--- Records to use ---

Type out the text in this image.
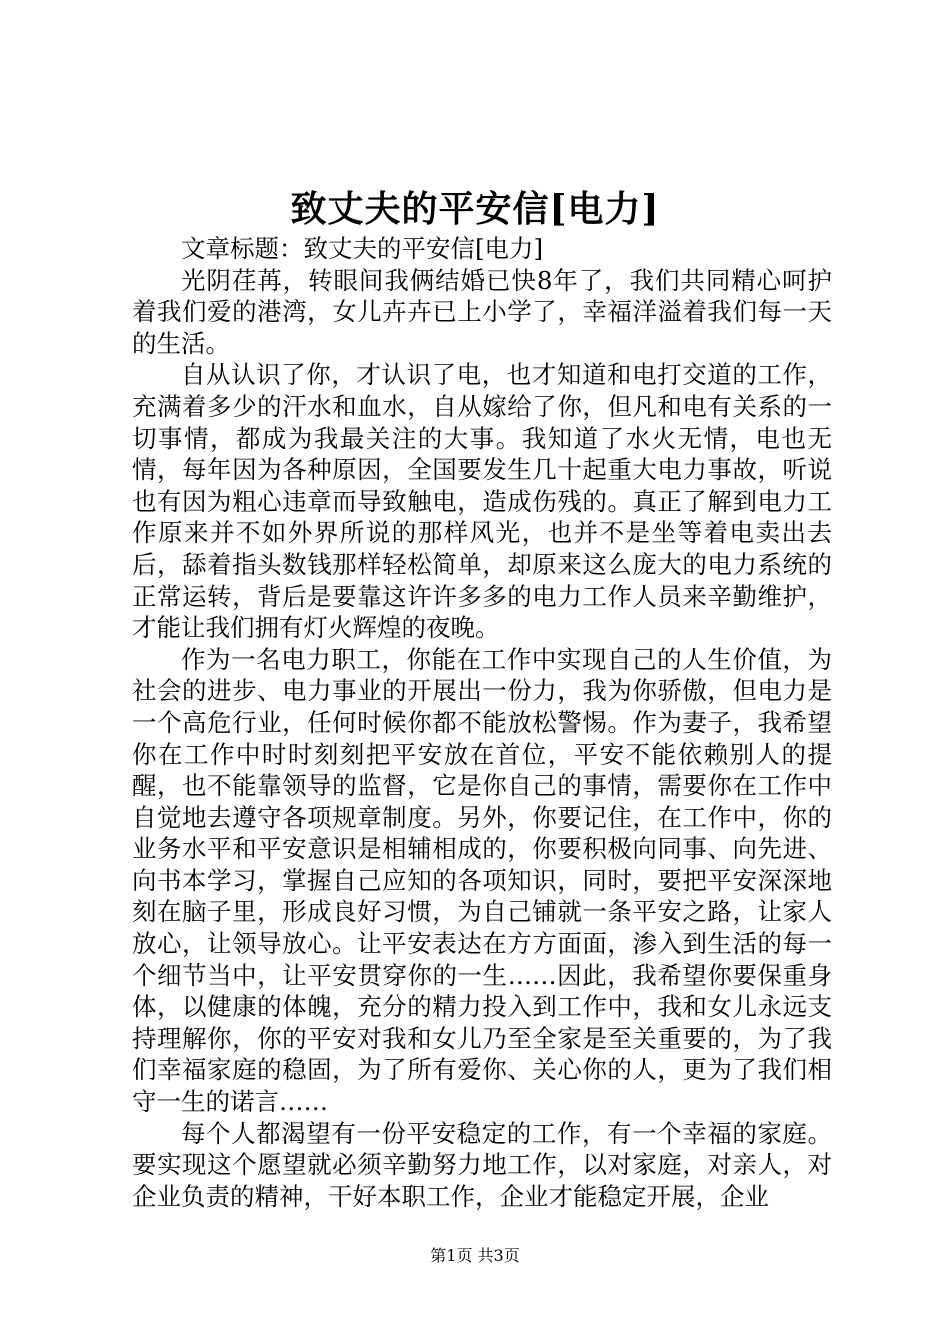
致丈夫的平安信[电力]

文章标题：致丈夫的平安信[电力]

光阴荏苒，转眼间我俩结婚已快8年了，我们共同精心呵护着我们爱的港湾，女儿卉卉已上小学了，幸福洋溢着我们每一天的生活。

自从认识了你，才认识了电，也才知道和电打交道的工作，充满着多少的汗水和血水，自从嫁给了你，但凡和电有关系的一切事情，都成为我最关注的大事。我知道了水火无情，电也无情，每年因为各种原因，全国要发生几十起重大电力事故，听说也有因为粗心违章而导致触电，造成伤残的。真正了解到电力工作原来并不如外界所说的那样风光，也并不是坐等着电卖出去后，舔着指头数钱那样轻松简单，却原来这么庞大的电力系统的正常运转，背后是要靠这许许多多的电力工作人员来辛勤维护，才能让我们拥有灯火辉煌的夜晚。

作为一名电力职工，你能在工作中实现自己的人生价值，为社会的进步、电力事业的开展出一份力，我为你骄傲，但电力是一个高危行业，任何时候你都不能放松警惕。作为妻子，我希望你在工作中时时刻刻把平安放在首位，平安不能依赖别人的提醒，也不能靠领导的监督，它是你自己的事情，需要你在工作中自觉地去遵守各项规章制度。另外，你要记住，在工作中，你的业务水平和平安意识是相辅相成的，你要积极向同事、向先进、向书本学习，掌握自己应知的各项知识，同时，要把平安深深地刻在脑子里，形成良好习惯，为自己铺就一条平安之路，让家人放心，让领导放心。让平安表达在方方面面，渗入到生活的每一个细节当中，让平安贯穿你的一生……因此，我希望你要保重身体，以健康的体魄，充分的精力投入到工作中，我和女儿永远支持理解你，你的平安对我和女儿乃至全家是至关重要的，为了我们幸福家庭的稳固，为了所有爱你、关心你的人，更为了我们相守一生的诺言……

每个人都渴望有一份平安稳定的工作，有一个幸福的家庭。要实现这个愿望就必须辛勤努力地工作，以对家庭，对亲人，对企业负责的精神，干好本职工作，企业才能稳定开展，企业

第1页 共3页
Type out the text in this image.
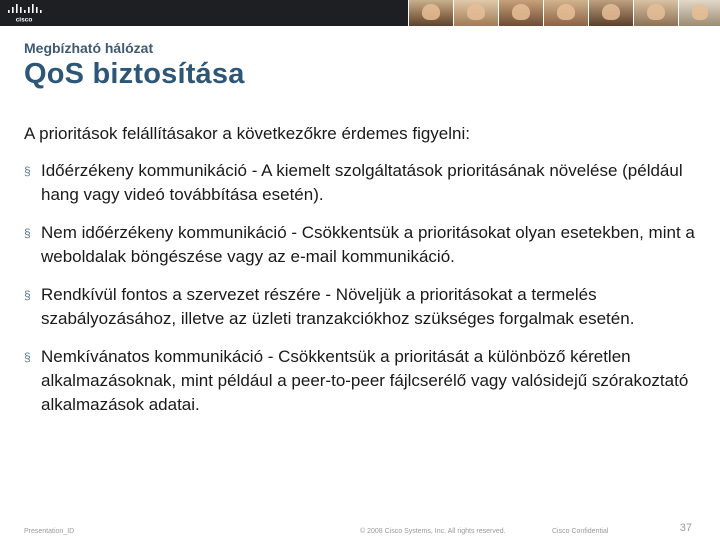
cisco
Megbízható hálózat
QoS biztosítása
A prioritások felállításakor a következőkre érdemes figyelni:
§ Időérzékeny kommunikáció - A kiemelt szolgáltatások prioritásának növelése (például hang vagy videó továbbítása esetén).
§ Nem időérzékeny kommunikáció - Csökkentsük a prioritásokat olyan esetekben, mint a weboldalak böngészése vagy az e-mail kommunikáció.
§ Rendkívül fontos a szervezet részére - Növeljük a prioritásokat a termelés szabályozásához, illetve az üzleti tranzakciókhoz szükséges forgalmak esetén.
§ Nemkívánatos kommunikáció - Csökkentsük a prioritását a különböző kéretlen alkalmazásoknak, mint például a peer-to-peer fájlcserélő vagy valósidejű szórakoztató alkalmazások adatai.
Presentation_ID	© 2008 Cisco Systems, Inc. All rights reserved.	Cisco Confidential	37
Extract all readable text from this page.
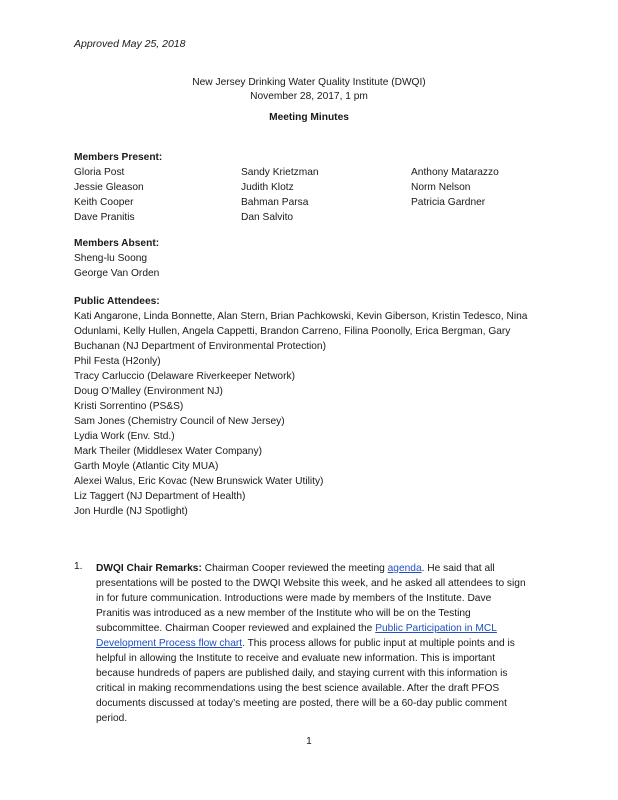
Approved May 25, 2018
New Jersey Drinking Water Quality Institute (DWQI)
November 28, 2017, 1 pm
Meeting Minutes
Members Present:
Gloria Post
Jessie Gleason
Keith Cooper
Dave Pranitis
Sandy Krietzman
Judith Klotz
Bahman Parsa
Dan Salvito
Anthony Matarazzo
Norm Nelson
Patricia Gardner
Members Absent:
Sheng-lu Soong
George Van Orden
Public Attendees:
Kati Angarone, Linda Bonnette, Alan Stern, Brian Pachkowski, Kevin Giberson, Kristin Tedesco, Nina
Odunlami, Kelly Hullen, Angela Cappetti, Brandon Carreno, Filina Poonolly, Erica Bergman, Gary
Buchanan (NJ Department of Environmental Protection)
Phil Festa (H2only)
Tracy Carluccio (Delaware Riverkeeper Network)
Doug O’Malley (Environment NJ)
Kristi Sorrentino (PS&S)
Sam Jones (Chemistry Council of New Jersey)
Lydia Work (Env. Std.)
Mark Theiler (Middlesex Water Company)
Garth Moyle (Atlantic City MUA)
Alexei Walus, Eric Kovac (New Brunswick Water Utility)
Liz Taggert (NJ Department of Health)
Jon Hurdle (NJ Spotlight)
1. DWQI Chair Remarks: Chairman Cooper reviewed the meeting agenda. He said that all
presentations will be posted to the DWQI Website this week, and he asked all attendees to sign
in for future communication. Introductions were made by members of the Institute. Dave
Pranitis was introduced as a new member of the Institute who will be on the Testing
subcommittee. Chairman Cooper reviewed and explained the Public Participation in MCL
Development Process flow chart. This process allows for public input at multiple points and is
helpful in allowing the Institute to receive and evaluate new information. This is important
because hundreds of papers are published daily, and staying current with this information is
critical in making recommendations using the best science available. After the draft PFOS
documents discussed at today’s meeting are posted, there will be a 60-day public comment
period.
1
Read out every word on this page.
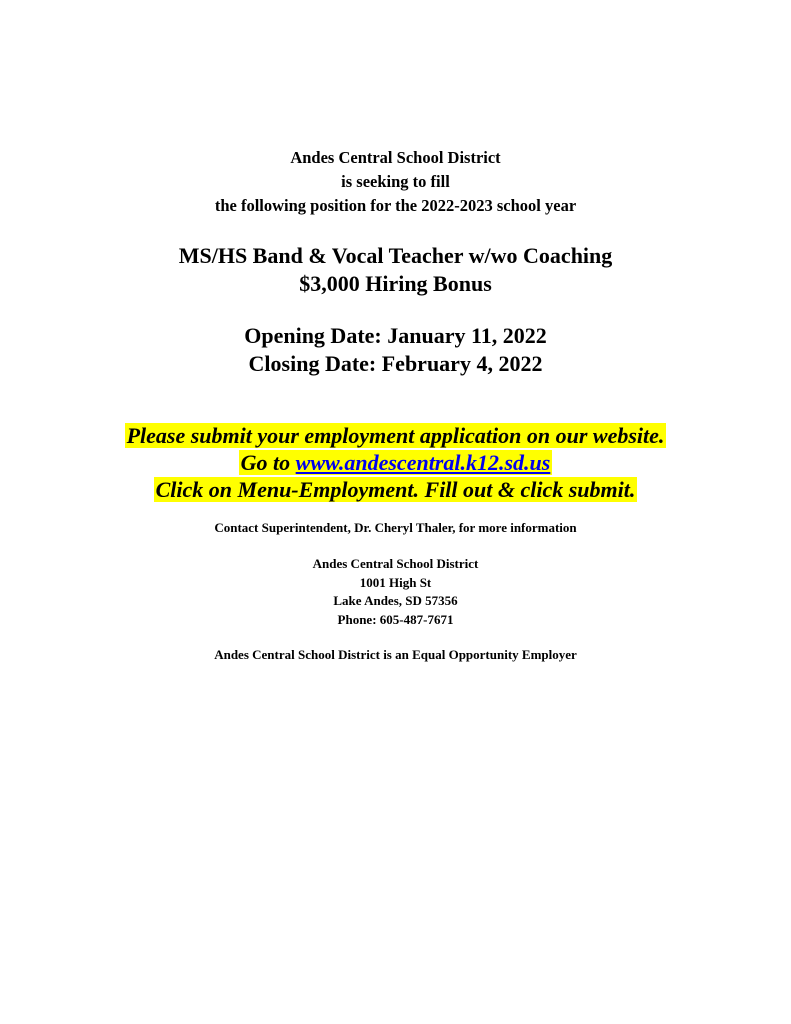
Andes Central School District
is seeking to fill
the following position for the 2022-2023 school year
MS/HS Band & Vocal Teacher w/wo Coaching
$3,000 Hiring Bonus
Opening Date: January 11, 2022
Closing Date: February 4, 2022
Please submit your employment application on our website.
Go to www.andescentral.k12.sd.us
Click on Menu-Employment. Fill out & click submit.
Contact Superintendent, Dr. Cheryl Thaler, for more information
Andes Central School District
1001 High St
Lake Andes, SD 57356
Phone: 605-487-7671
Andes Central School District is an Equal Opportunity Employer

---

#### Set exercise
Give back the whole listing as it stands, minus its pictures.

#### Task response
Type out the text in this image.
致丈夫的平安信[电力]

文章标题：致丈夫的平安信[电力]

光阴荏苒，转眼间我俩结婚已快8年了，我们共同精心呵护着我们爱的港湾，女儿卉卉已上小学了，幸福洋溢着我们每一天的生活。

自从认识了你，才认识了电，也才知道和电打交道的工作，充满着多少的汗水和血水，自从嫁给了你，但凡和电有关系的一切事情，都成为我最关注的大事。我知道了水火无情，电也无情，每年因为各种原因，全国要发生几十起重大电力事故，听说也有因为粗心违章而导致触电，造成伤残的。真正了解到电力工作原来并不如外界所说的那样风光，也并不是坐等着电卖出去后，舔着指头数钱那样轻松简单，却原来这么庞大的电力系统的正常运转，背后是要靠这许许多多的电力工作人员来辛勤维护，才能让我们拥有灯火辉煌的夜晚。

作为一名电力职工，你能在工作中实现自己的人生价值，为社会的进步、电力事业的开展出一份力，我为你骄傲，但电力是一个高危行业，任何时候你都不能放松警惕。作为妻子，我希望你在工作中时时刻刻把平安放在首位，平安不能依赖别人的提醒，也不能靠领导的监督，它是你自己的事情，需要你在工作中自觉地去遵守各项规章制度。另外，你要记住，在工作中，你的业务水平和平安意识是相辅相成的，你要积极向同事、向先进、向书本学习，掌握自己应知的各项知识，同时，要把平安深深地刻在脑子里，形成良好习惯，为自己铺就一条平安之路，让家人放心，让领导放心。让平安表达在方方面面，渗入到生活的每一个细节当中，让平安贯穿你的一生……因此，我希望你要保重身体，以健康的体魄，充分的精力投入到工作中，我和女儿永远支持理解你，你的平安对我和女儿乃至全家是至关重要的，为了我们幸福家庭的稳固，为了所有爱你、关心你的人，更为了我们相守一生的诺言……

每个人都渴望有一份平安稳定的工作，有一个幸福的家庭。要实现这个愿望就必须辛勤努力地工作，以对家庭，对亲人，对企业负责的精神，干好本职工作，企业才能稳定开展，企业

第1页 共3页
Type out the text in this image.
cisco
Megbízható hálózat
QoS biztosítása
A prioritások felállításakor a következőkre érdemes figyelni:
§ Időérzékeny kommunikáció - A kiemelt szolgáltatások prioritásának növelése (például hang vagy videó továbbítása esetén).
§ Nem időérzékeny kommunikáció - Csökkentsük a prioritásokat olyan esetekben, mint a weboldalak böngészése vagy az e-mail kommunikáció.
§ Rendkívül fontos a szervezet részére - Növeljük a prioritásokat a termelés szabályozásához, illetve az üzleti tranzakciókhoz szükséges forgalmak esetén.
§ Nemkívánatos kommunikáció - Csökkentsük a prioritását a különböző kéretlen alkalmazásoknak, mint például a peer-to-peer fájlcserélő vagy valósidejű szórakoztató alkalmazások adatai.
Presentation_ID	© 2008 Cisco Systems, Inc. All rights reserved.	Cisco Confidential	37
Extract all readable text from this page.
Approved May 25, 2018
New Jersey Drinking Water Quality Institute (DWQI)
November 28, 2017, 1 pm
Meeting Minutes
Members Present:
Gloria Post
Jessie Gleason
Keith Cooper
Dave Pranitis
Sandy Krietzman
Judith Klotz
Bahman Parsa
Dan Salvito
Anthony Matarazzo
Norm Nelson
Patricia Gardner
Members Absent:
Sheng-lu Soong
George Van Orden
Public Attendees:
Kati Angarone, Linda Bonnette, Alan Stern, Brian Pachkowski, Kevin Giberson, Kristin Tedesco, Nina
Odunlami, Kelly Hullen, Angela Cappetti, Brandon Carreno, Filina Poonolly, Erica Bergman, Gary
Buchanan (NJ Department of Environmental Protection)
Phil Festa (H2only)
Tracy Carluccio (Delaware Riverkeeper Network)
Doug O’Malley (Environment NJ)
Kristi Sorrentino (PS&S)
Sam Jones (Chemistry Council of New Jersey)
Lydia Work (Env. Std.)
Mark Theiler (Middlesex Water Company)
Garth Moyle (Atlantic City MUA)
Alexei Walus, Eric Kovac (New Brunswick Water Utility)
Liz Taggert (NJ Department of Health)
Jon Hurdle (NJ Spotlight)
1. DWQI Chair Remarks: Chairman Cooper reviewed the meeting agenda. He said that all
presentations will be posted to the DWQI Website this week, and he asked all attendees to sign
in for future communication. Introductions were made by members of the Institute. Dave
Pranitis was introduced as a new member of the Institute who will be on the Testing
subcommittee. Chairman Cooper reviewed and explained the Public Participation in MCL
Development Process flow chart. This process allows for public input at multiple points and is
helpful in allowing the Institute to receive and evaluate new information. This is important
because hundreds of papers are published daily, and staying current with this information is
critical in making recommendations using the best science available. After the draft PFOS
documents discussed at today’s meeting are posted, there will be a 60-day public comment
period.
1
Read out every word on this page.
Andes Central School District
is seeking to fill
the following position for the 2022-2023 school year
MS/HS Band & Vocal Teacher w/wo Coaching
$3,000 Hiring Bonus
Opening Date: January 11, 2022
Closing Date: February 4, 2022
Please submit your employment application on our website.
Go to www.andescentral.k12.sd.us
Click on Menu-Employment. Fill out & click submit.
Contact Superintendent, Dr. Cheryl Thaler, for more information
Andes Central School District
1001 High St
Lake Andes, SD 57356
Phone: 605-487-7671
Andes Central School District is an Equal Opportunity Employer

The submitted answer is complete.